### Given task
Type out the data exactly as given. Skip any image.

------

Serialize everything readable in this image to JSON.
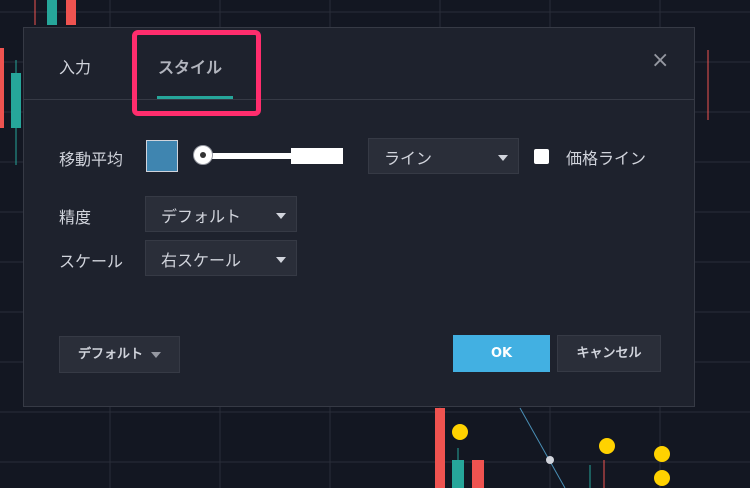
{
  "dialog": {
    "tabs": [
      {
        "label": "入力"
      },
      {
        "label": "スタイル",
        "active": true
      }
    ],
    "close_glyph": "×",
    "rows": {
      "moving_average": {
        "label": "移動平均",
        "color": "#3f85b0",
        "line_style": "ライン",
        "price_line_label": "価格ライン",
        "price_line_checked": false
      },
      "precision": {
        "label": "精度",
        "value": "デフォルト"
      },
      "scale": {
        "label": "スケール",
        "value": "右スケール"
      }
    },
    "buttons": {
      "defaults": "デフォルト",
      "ok": "OK",
      "cancel": "キャンセル"
    }
  },
  "colors": {
    "background": "#131722",
    "dialog": "#1e222d",
    "accent_underline": "#26a69a",
    "highlight": "#ff2d6d",
    "ok_button": "#42b0e2",
    "candle_up": "#26a69a",
    "candle_down": "#ef5350",
    "marker": "#ffd200"
  },
  "icons": [
    "close-icon",
    "caret-down-icon",
    "slider-knob-icon"
  ]
}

------

### Task result
Serialize everything readable in this image to JSON.
{
  "dialog": {
    "tabs": [
      {
        "label": "入力"
      },
      {
        "label": "スタイル",
        "active": true
      }
    ],
    "close_glyph": "×",
    "rows": {
      "moving_average": {
        "label": "移動平均",
        "color": "#3f85b0",
        "line_style": "ライン",
        "price_line_label": "価格ライン",
        "price_line_checked": false
      },
      "precision": {
        "label": "精度",
        "value": "デフォルト"
      },
      "scale": {
        "label": "スケール",
        "value": "右スケール"
      }
    },
    "buttons": {
      "defaults": "デフォルト",
      "ok": "OK",
      "cancel": "キャンセル"
    }
  },
  "colors": {
    "background": "#131722",
    "dialog": "#1e222d",
    "accent_underline": "#26a69a",
    "highlight": "#ff2d6d",
    "ok_button": "#42b0e2",
    "candle_up": "#26a69a",
    "candle_down": "#ef5350",
    "marker": "#ffd200"
  },
  "icons": [
    "close-icon",
    "caret-down-icon",
    "slider-knob-icon"
  ]
}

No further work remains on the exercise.